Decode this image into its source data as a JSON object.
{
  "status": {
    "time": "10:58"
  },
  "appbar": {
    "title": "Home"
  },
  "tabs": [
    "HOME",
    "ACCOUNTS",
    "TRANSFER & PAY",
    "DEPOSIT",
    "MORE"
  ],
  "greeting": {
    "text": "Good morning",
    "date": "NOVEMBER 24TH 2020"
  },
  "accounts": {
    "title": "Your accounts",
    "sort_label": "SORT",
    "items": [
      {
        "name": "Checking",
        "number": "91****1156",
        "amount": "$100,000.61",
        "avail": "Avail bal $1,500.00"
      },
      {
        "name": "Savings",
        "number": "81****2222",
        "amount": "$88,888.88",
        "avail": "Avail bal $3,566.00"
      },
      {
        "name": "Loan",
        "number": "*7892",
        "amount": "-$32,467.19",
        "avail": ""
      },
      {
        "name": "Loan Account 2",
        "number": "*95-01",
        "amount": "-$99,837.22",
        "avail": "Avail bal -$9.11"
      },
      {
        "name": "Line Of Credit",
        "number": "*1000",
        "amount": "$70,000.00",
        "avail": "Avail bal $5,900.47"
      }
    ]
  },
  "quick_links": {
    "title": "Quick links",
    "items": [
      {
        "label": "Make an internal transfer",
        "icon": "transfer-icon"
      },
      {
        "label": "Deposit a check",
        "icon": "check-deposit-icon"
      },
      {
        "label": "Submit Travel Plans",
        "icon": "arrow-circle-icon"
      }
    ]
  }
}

◇ ◇ ◇ ◇ ◇ ◇ ◇

- _Written request_
Using the entries above, state how many lines include the word "avail", with no other words.

- _Written response_
5